Begin Record excerpts
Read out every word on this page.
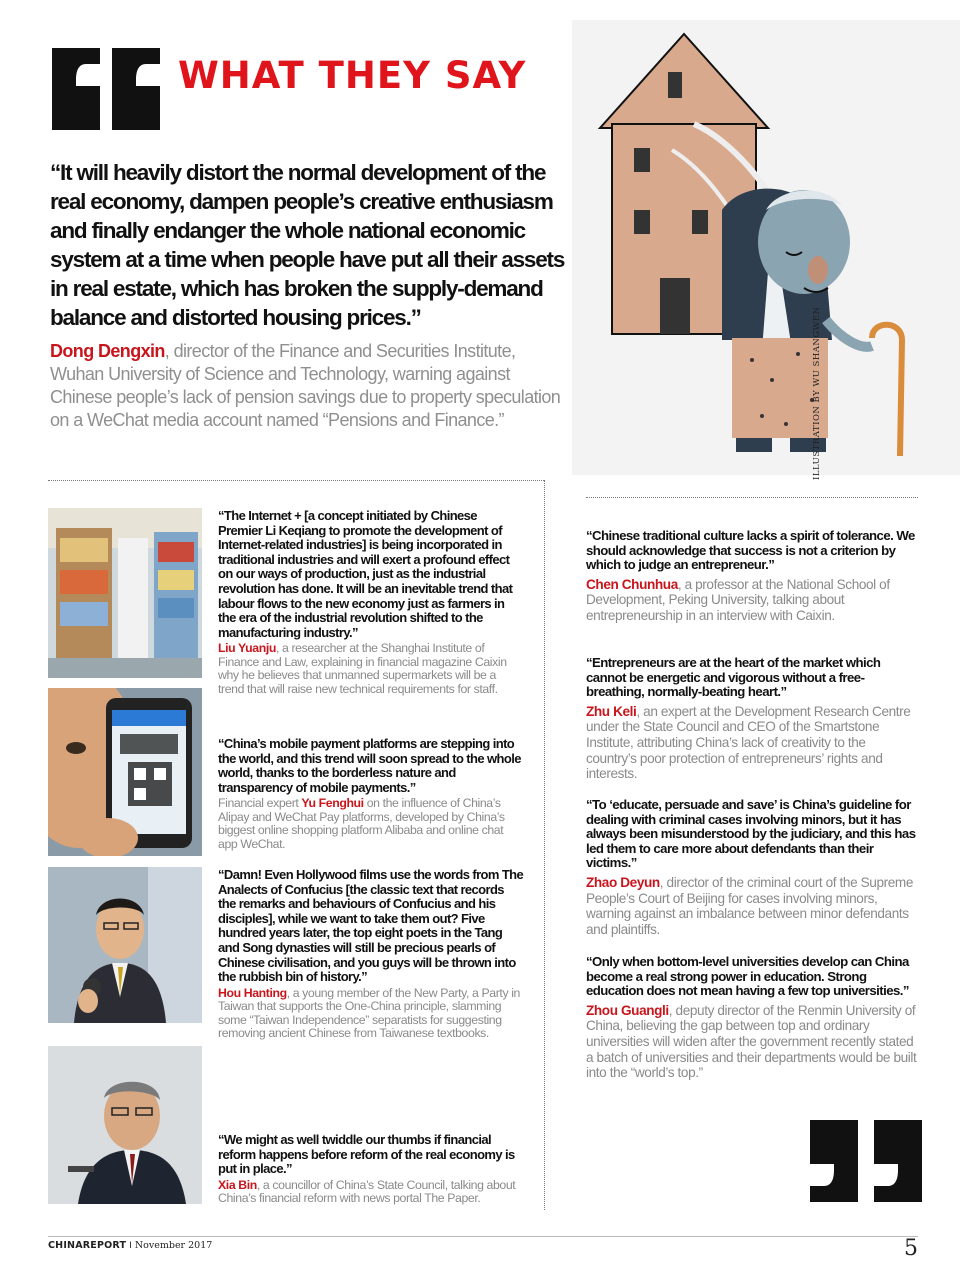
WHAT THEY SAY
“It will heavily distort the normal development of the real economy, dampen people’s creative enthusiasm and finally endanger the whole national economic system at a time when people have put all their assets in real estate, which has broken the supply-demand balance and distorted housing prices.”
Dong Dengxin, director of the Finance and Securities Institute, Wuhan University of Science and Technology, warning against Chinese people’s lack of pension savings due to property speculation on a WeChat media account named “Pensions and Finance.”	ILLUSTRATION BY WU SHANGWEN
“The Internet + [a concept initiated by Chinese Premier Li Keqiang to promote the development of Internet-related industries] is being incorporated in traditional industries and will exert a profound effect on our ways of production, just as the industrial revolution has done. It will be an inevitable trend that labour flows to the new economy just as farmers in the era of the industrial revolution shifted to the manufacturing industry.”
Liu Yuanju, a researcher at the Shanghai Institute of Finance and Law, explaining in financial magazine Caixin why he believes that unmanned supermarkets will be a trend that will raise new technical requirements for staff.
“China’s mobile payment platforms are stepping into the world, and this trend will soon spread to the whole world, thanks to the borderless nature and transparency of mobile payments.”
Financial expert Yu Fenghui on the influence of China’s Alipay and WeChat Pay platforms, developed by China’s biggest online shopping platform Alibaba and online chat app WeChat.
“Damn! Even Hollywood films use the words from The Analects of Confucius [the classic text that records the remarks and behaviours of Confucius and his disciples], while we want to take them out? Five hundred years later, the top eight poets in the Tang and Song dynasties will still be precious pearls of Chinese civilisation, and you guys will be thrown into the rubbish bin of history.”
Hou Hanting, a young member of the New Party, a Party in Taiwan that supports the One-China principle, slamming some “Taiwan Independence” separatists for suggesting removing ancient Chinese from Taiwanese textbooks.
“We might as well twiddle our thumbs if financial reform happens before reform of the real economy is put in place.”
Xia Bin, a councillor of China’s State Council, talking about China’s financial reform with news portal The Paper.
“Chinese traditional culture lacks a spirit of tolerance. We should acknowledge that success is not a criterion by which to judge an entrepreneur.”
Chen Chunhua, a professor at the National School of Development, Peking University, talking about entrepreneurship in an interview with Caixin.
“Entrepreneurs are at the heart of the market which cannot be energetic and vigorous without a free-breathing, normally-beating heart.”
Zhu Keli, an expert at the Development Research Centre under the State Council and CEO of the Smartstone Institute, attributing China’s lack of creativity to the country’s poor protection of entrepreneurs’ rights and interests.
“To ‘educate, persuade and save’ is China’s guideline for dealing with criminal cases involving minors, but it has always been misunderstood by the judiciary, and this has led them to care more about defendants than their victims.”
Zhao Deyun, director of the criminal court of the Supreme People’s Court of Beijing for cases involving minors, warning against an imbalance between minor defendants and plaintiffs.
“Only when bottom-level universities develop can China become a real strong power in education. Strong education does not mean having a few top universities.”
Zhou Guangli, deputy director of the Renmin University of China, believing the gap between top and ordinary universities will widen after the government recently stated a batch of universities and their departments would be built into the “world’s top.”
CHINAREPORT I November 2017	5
End Record excerpts
Begin Record excerpts
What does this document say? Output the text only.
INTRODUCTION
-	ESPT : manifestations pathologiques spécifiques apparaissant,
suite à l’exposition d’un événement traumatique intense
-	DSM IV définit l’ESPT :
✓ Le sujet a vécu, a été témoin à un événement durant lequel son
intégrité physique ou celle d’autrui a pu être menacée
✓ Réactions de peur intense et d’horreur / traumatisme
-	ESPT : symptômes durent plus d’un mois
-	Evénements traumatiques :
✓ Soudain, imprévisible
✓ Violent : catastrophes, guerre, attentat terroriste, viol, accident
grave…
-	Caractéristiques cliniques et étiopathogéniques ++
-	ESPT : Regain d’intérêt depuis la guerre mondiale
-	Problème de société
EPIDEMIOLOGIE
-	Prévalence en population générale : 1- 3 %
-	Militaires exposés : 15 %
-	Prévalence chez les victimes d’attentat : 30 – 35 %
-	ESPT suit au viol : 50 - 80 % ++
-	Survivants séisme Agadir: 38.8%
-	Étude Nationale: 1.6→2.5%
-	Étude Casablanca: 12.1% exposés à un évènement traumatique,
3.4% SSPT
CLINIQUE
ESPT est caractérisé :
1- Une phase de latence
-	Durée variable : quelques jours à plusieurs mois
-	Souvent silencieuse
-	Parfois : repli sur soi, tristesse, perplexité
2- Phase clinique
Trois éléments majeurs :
End Record excerpts
** Work to be completed **
Report each line in the data that holds the word "universities".

** Correct output **
“Only when bottom-level universities develop can China become a real strong power in education. Strong education does not mean having a few top universities.”
Zhou Guangli, deputy director of the Renmin University of China, believing the gap between top and ordinary universities will widen after the government recently stated a batch of universities and their departments would be built into the “world’s top.”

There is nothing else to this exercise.